▶ [EXERCISE TASK]:
Look for the string "this" in the lines and copy each line that has it.

** begin SOURCE MATERIAL **

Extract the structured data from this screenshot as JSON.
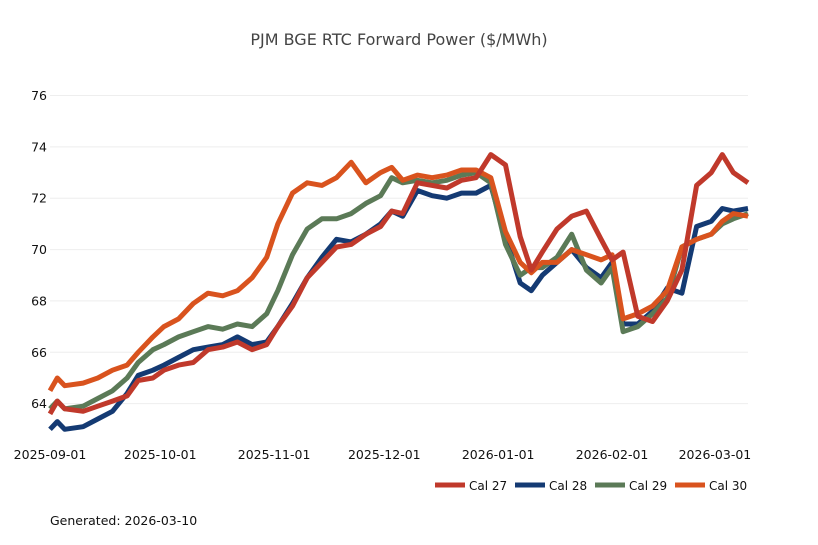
{
  "footer": {
    "generated": "Generated: 2026-03-10"
  },
  "chart_data": {
    "type": "line",
    "title": "PJM BGE RTC Forward Power ($/MWh)",
    "xlabel": "",
    "ylabel": "",
    "ylim": [
      62.7,
      76.8
    ],
    "xlim": [
      "2025-09-01",
      "2026-03-10"
    ],
    "grid": "horizontal",
    "legend_position": "bottom-right",
    "yticks": [
      64,
      66,
      68,
      70,
      72,
      74,
      76
    ],
    "xticks": [
      "2025-09-01",
      "2025-10-01",
      "2025-11-01",
      "2025-12-01",
      "2026-01-01",
      "2026-02-01",
      "2026-03-01"
    ],
    "x": [
      "2025-09-01",
      "2025-09-03",
      "2025-09-05",
      "2025-09-10",
      "2025-09-14",
      "2025-09-18",
      "2025-09-22",
      "2025-09-25",
      "2025-09-29",
      "2025-10-02",
      "2025-10-06",
      "2025-10-10",
      "2025-10-14",
      "2025-10-18",
      "2025-10-22",
      "2025-10-26",
      "2025-10-30",
      "2025-11-02",
      "2025-11-06",
      "2025-11-10",
      "2025-11-14",
      "2025-11-18",
      "2025-11-22",
      "2025-11-26",
      "2025-11-30",
      "2025-12-03",
      "2025-12-06",
      "2025-12-10",
      "2025-12-14",
      "2025-12-18",
      "2025-12-22",
      "2025-12-26",
      "2025-12-30",
      "2026-01-03",
      "2026-01-07",
      "2026-01-10",
      "2026-01-13",
      "2026-01-17",
      "2026-01-21",
      "2026-01-25",
      "2026-01-29",
      "2026-02-01",
      "2026-02-04",
      "2026-02-08",
      "2026-02-12",
      "2026-02-16",
      "2026-02-20",
      "2026-02-24",
      "2026-02-28",
      "2026-03-03",
      "2026-03-06",
      "2026-03-10"
    ],
    "series": [
      {
        "name": "Cal 27",
        "color": "#c0392b",
        "values": [
          63.6,
          64.1,
          63.8,
          63.7,
          63.9,
          64.1,
          64.3,
          64.9,
          65.0,
          65.3,
          65.5,
          65.6,
          66.1,
          66.2,
          66.4,
          66.1,
          66.3,
          67.0,
          67.8,
          68.9,
          69.5,
          70.1,
          70.2,
          70.6,
          70.9,
          71.5,
          71.4,
          72.6,
          72.5,
          72.4,
          72.7,
          72.8,
          73.7,
          73.3,
          70.5,
          69.2,
          69.9,
          70.8,
          71.3,
          71.5,
          70.4,
          69.6,
          69.9,
          67.4,
          67.2,
          68.0,
          69.2,
          72.5,
          73.0,
          73.7,
          73.0,
          72.6
        ]
      },
      {
        "name": "Cal 28",
        "color": "#143a73",
        "values": [
          63.0,
          63.3,
          63.0,
          63.1,
          63.4,
          63.7,
          64.4,
          65.1,
          65.3,
          65.5,
          65.8,
          66.1,
          66.2,
          66.3,
          66.6,
          66.3,
          66.4,
          67.0,
          67.9,
          68.9,
          69.7,
          70.4,
          70.3,
          70.6,
          71.0,
          71.5,
          71.3,
          72.3,
          72.1,
          72.0,
          72.2,
          72.2,
          72.5,
          70.5,
          68.7,
          68.4,
          69.0,
          69.5,
          70.0,
          69.3,
          68.9,
          69.5,
          67.1,
          67.1,
          67.6,
          68.5,
          68.3,
          70.9,
          71.1,
          71.6,
          71.5,
          71.6
        ]
      },
      {
        "name": "Cal 29",
        "color": "#5b7a57",
        "values": [
          63.8,
          64.1,
          63.8,
          63.9,
          64.2,
          64.5,
          65.0,
          65.6,
          66.1,
          66.3,
          66.6,
          66.8,
          67.0,
          66.9,
          67.1,
          67.0,
          67.5,
          68.4,
          69.8,
          70.8,
          71.2,
          71.2,
          71.4,
          71.8,
          72.1,
          72.8,
          72.6,
          72.7,
          72.6,
          72.7,
          72.9,
          73.0,
          72.6,
          70.2,
          69.0,
          69.3,
          69.3,
          69.7,
          70.6,
          69.2,
          68.7,
          69.3,
          66.8,
          67.0,
          67.5,
          68.1,
          70.1,
          70.4,
          70.6,
          71.0,
          71.2,
          71.4
        ]
      },
      {
        "name": "Cal 30",
        "color": "#d9531e",
        "values": [
          64.5,
          65.0,
          64.7,
          64.8,
          65.0,
          65.3,
          65.5,
          66.0,
          66.6,
          67.0,
          67.3,
          67.9,
          68.3,
          68.2,
          68.4,
          68.9,
          69.7,
          71.0,
          72.2,
          72.6,
          72.5,
          72.8,
          73.4,
          72.6,
          73.0,
          73.2,
          72.7,
          72.9,
          72.8,
          72.9,
          73.1,
          73.1,
          72.8,
          70.7,
          69.5,
          69.1,
          69.5,
          69.5,
          70.0,
          69.8,
          69.6,
          69.8,
          67.3,
          67.5,
          67.8,
          68.4,
          70.1,
          70.4,
          70.6,
          71.1,
          71.4,
          71.3
        ]
      }
    ]
  }
}
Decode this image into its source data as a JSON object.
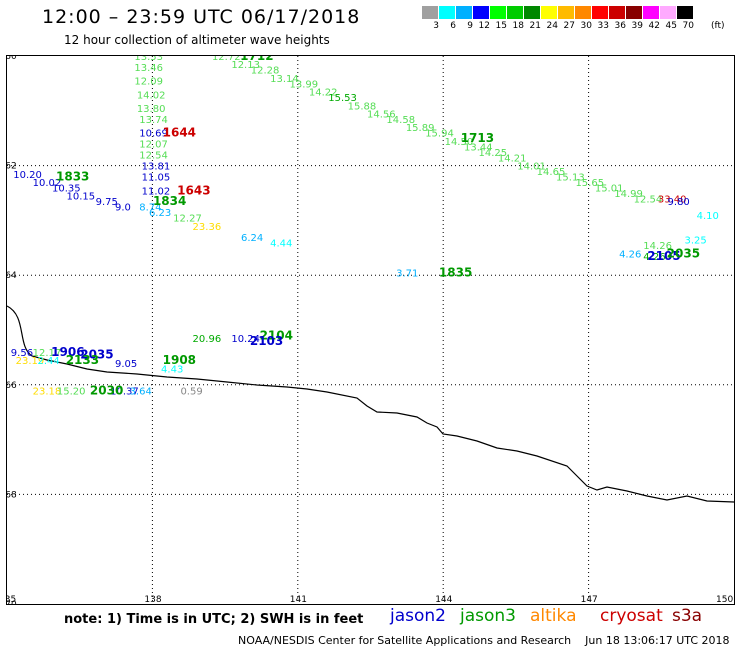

** end SOURCE MATERIAL **

▶ [FINISHED TASK]:
Extract the structured data from this screenshot as JSON.
Decode this image into its source data as a JSON object.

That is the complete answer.